>> START

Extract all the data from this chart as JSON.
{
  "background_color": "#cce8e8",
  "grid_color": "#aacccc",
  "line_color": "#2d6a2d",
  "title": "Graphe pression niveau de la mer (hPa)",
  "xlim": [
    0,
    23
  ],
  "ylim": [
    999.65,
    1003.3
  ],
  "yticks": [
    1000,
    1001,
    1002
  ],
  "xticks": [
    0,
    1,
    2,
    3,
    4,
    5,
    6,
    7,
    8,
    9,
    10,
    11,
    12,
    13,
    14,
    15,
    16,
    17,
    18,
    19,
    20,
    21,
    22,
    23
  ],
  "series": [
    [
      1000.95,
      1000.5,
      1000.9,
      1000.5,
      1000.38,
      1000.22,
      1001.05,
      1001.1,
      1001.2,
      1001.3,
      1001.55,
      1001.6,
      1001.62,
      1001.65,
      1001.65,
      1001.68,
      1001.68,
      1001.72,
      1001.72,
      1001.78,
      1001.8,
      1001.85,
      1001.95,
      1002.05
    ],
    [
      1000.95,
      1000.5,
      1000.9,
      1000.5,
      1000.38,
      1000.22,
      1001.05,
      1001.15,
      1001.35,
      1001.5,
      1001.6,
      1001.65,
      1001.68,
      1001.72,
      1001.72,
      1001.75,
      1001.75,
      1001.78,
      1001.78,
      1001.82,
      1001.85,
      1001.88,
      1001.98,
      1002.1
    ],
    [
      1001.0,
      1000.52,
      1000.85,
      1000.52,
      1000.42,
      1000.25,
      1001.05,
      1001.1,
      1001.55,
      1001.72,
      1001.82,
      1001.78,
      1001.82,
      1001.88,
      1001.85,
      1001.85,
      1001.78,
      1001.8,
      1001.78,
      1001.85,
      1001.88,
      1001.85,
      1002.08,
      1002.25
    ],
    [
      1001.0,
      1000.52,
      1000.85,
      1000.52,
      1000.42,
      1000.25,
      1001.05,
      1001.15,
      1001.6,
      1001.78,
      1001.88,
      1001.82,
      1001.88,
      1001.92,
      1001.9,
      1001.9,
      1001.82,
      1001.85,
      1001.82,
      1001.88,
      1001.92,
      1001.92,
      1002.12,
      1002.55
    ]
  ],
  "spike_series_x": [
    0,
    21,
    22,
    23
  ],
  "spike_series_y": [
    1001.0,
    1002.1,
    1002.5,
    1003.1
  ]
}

>> END

The exercise:
Exactly reproduce all of the entries above.

Answer for this exercise:
Extract all the data from this chart as JSON.
{
  "background_color": "#cce8e8",
  "grid_color": "#aacccc",
  "line_color": "#2d6a2d",
  "title": "Graphe pression niveau de la mer (hPa)",
  "xlim": [
    0,
    23
  ],
  "ylim": [
    999.65,
    1003.3
  ],
  "yticks": [
    1000,
    1001,
    1002
  ],
  "xticks": [
    0,
    1,
    2,
    3,
    4,
    5,
    6,
    7,
    8,
    9,
    10,
    11,
    12,
    13,
    14,
    15,
    16,
    17,
    18,
    19,
    20,
    21,
    22,
    23
  ],
  "series": [
    [
      1000.95,
      1000.5,
      1000.9,
      1000.5,
      1000.38,
      1000.22,
      1001.05,
      1001.1,
      1001.2,
      1001.3,
      1001.55,
      1001.6,
      1001.62,
      1001.65,
      1001.65,
      1001.68,
      1001.68,
      1001.72,
      1001.72,
      1001.78,
      1001.8,
      1001.85,
      1001.95,
      1002.05
    ],
    [
      1000.95,
      1000.5,
      1000.9,
      1000.5,
      1000.38,
      1000.22,
      1001.05,
      1001.15,
      1001.35,
      1001.5,
      1001.6,
      1001.65,
      1001.68,
      1001.72,
      1001.72,
      1001.75,
      1001.75,
      1001.78,
      1001.78,
      1001.82,
      1001.85,
      1001.88,
      1001.98,
      1002.1
    ],
    [
      1001.0,
      1000.52,
      1000.85,
      1000.52,
      1000.42,
      1000.25,
      1001.05,
      1001.1,
      1001.55,
      1001.72,
      1001.82,
      1001.78,
      1001.82,
      1001.88,
      1001.85,
      1001.85,
      1001.78,
      1001.8,
      1001.78,
      1001.85,
      1001.88,
      1001.85,
      1002.08,
      1002.25
    ],
    [
      1001.0,
      1000.52,
      1000.85,
      1000.52,
      1000.42,
      1000.25,
      1001.05,
      1001.15,
      1001.6,
      1001.78,
      1001.88,
      1001.82,
      1001.88,
      1001.92,
      1001.9,
      1001.9,
      1001.82,
      1001.85,
      1001.82,
      1001.88,
      1001.92,
      1001.92,
      1002.12,
      1002.55
    ]
  ],
  "spike_series_x": [
    0,
    21,
    22,
    23
  ],
  "spike_series_y": [
    1001.0,
    1002.1,
    1002.5,
    1003.1
  ]
}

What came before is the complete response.